Output each entry below as it stands, leaving out every picture.
-------- The data --------
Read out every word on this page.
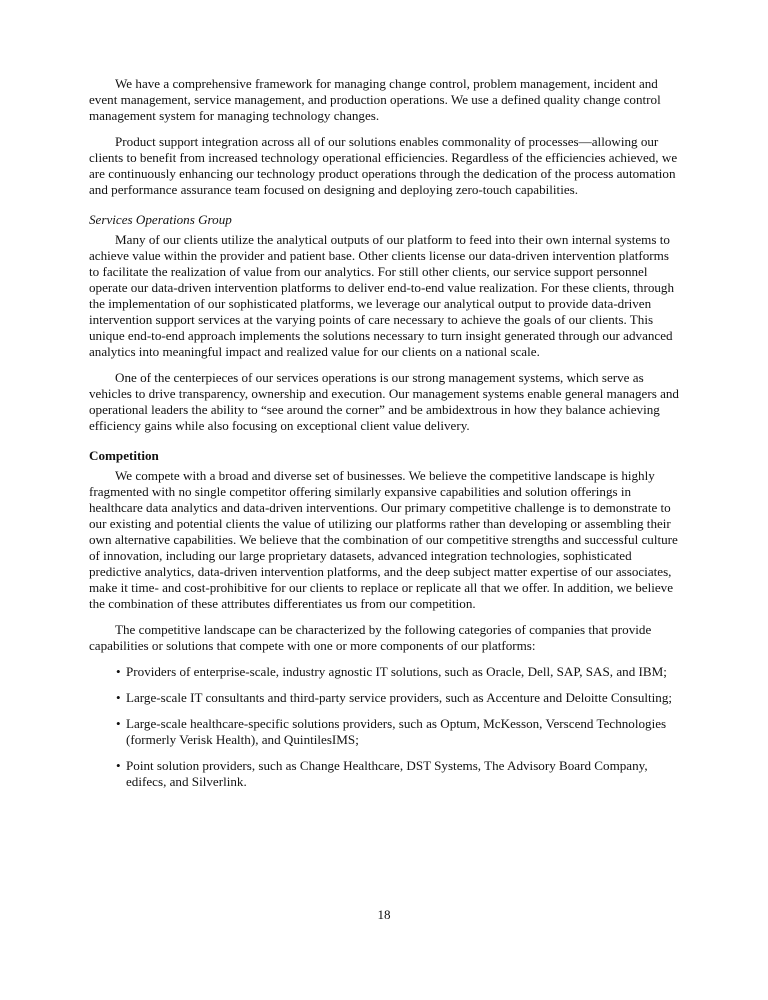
We have a comprehensive framework for managing change control, problem management, incident and event management, service management, and production operations. We use a defined quality change control management system for managing technology changes.

Product support integration across all of our solutions enables commonality of processes—allowing our clients to benefit from increased technology operational efficiencies. Regardless of the efficiencies achieved, we are continuously enhancing our technology product operations through the dedication of the process automation and performance assurance team focused on designing and deploying zero-touch capabilities.

Services Operations Group

Many of our clients utilize the analytical outputs of our platform to feed into their own internal systems to achieve value within the provider and patient base. Other clients license our data-driven intervention platforms to facilitate the realization of value from our analytics. For still other clients, our service support personnel operate our data-driven intervention platforms to deliver end-to-end value realization. For these clients, through the implementation of our sophisticated platforms, we leverage our analytical output to provide data-driven intervention support services at the varying points of care necessary to achieve the goals of our clients. This unique end-to-end approach implements the solutions necessary to turn insight generated through our advanced analytics into meaningful impact and realized value for our clients on a national scale.

One of the centerpieces of our services operations is our strong management systems, which serve as vehicles to drive transparency, ownership and execution. Our management systems enable general managers and operational leaders the ability to “see around the corner” and be ambidextrous in how they balance achieving efficiency gains while also focusing on exceptional client value delivery.

Competition

We compete with a broad and diverse set of businesses. We believe the competitive landscape is highly fragmented with no single competitor offering similarly expansive capabilities and solution offerings in healthcare data analytics and data-driven interventions. Our primary competitive challenge is to demonstrate to our existing and potential clients the value of utilizing our platforms rather than developing or assembling their own alternative capabilities. We believe that the combination of our competitive strengths and successful culture of innovation, including our large proprietary datasets, advanced integration technologies, sophisticated predictive analytics, data-driven intervention platforms, and the deep subject matter expertise of our associates, make it time- and cost-prohibitive for our clients to replace or replicate all that we offer. In addition, we believe the combination of these attributes differentiates us from our competition.

The competitive landscape can be characterized by the following categories of companies that provide capabilities or solutions that compete with one or more components of our platforms:

• Providers of enterprise-scale, industry agnostic IT solutions, such as Oracle, Dell, SAP, SAS, and IBM;
• Large-scale IT consultants and third-party service providers, such as Accenture and Deloitte Consulting;
• Large-scale healthcare-specific solutions providers, such as Optum, McKesson, Verscend Technologies (formerly Verisk Health), and QuintilesIMS;
• Point solution providers, such as Change Healthcare, DST Systems, The Advisory Board Company, edifecs, and Silverlink.
18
--------
_Completed task_:
Read out every word on this page.
We have a comprehensive framework for managing change control, problem management, incident and event management, service management, and production operations. We use a defined quality change control management system for managing technology changes.

Product support integration across all of our solutions enables commonality of processes—allowing our clients to benefit from increased technology operational efficiencies. Regardless of the efficiencies achieved, we are continuously enhancing our technology product operations through the dedication of the process automation and performance assurance team focused on designing and deploying zero-touch capabilities.

Services Operations Group

Many of our clients utilize the analytical outputs of our platform to feed into their own internal systems to achieve value within the provider and patient base. Other clients license our data-driven intervention platforms to facilitate the realization of value from our analytics. For still other clients, our service support personnel operate our data-driven intervention platforms to deliver end-to-end value realization. For these clients, through the implementation of our sophisticated platforms, we leverage our analytical output to provide data-driven intervention support services at the varying points of care necessary to achieve the goals of our clients. This unique end-to-end approach implements the solutions necessary to turn insight generated through our advanced analytics into meaningful impact and realized value for our clients on a national scale.

One of the centerpieces of our services operations is our strong management systems, which serve as vehicles to drive transparency, ownership and execution. Our management systems enable general managers and operational leaders the ability to “see around the corner” and be ambidextrous in how they balance achieving efficiency gains while also focusing on exceptional client value delivery.

Competition

We compete with a broad and diverse set of businesses. We believe the competitive landscape is highly fragmented with no single competitor offering similarly expansive capabilities and solution offerings in healthcare data analytics and data-driven interventions. Our primary competitive challenge is to demonstrate to our existing and potential clients the value of utilizing our platforms rather than developing or assembling their own alternative capabilities. We believe that the combination of our competitive strengths and successful culture of innovation, including our large proprietary datasets, advanced integration technologies, sophisticated predictive analytics, data-driven intervention platforms, and the deep subject matter expertise of our associates, make it time- and cost-prohibitive for our clients to replace or replicate all that we offer. In addition, we believe the combination of these attributes differentiates us from our competition.

The competitive landscape can be characterized by the following categories of companies that provide capabilities or solutions that compete with one or more components of our platforms:

• Providers of enterprise-scale, industry agnostic IT solutions, such as Oracle, Dell, SAP, SAS, and IBM;
• Large-scale IT consultants and third-party service providers, such as Accenture and Deloitte Consulting;
• Large-scale healthcare-specific solutions providers, such as Optum, McKesson, Verscend Technologies (formerly Verisk Health), and QuintilesIMS;
• Point solution providers, such as Change Healthcare, DST Systems, The Advisory Board Company, edifecs, and Silverlink.
18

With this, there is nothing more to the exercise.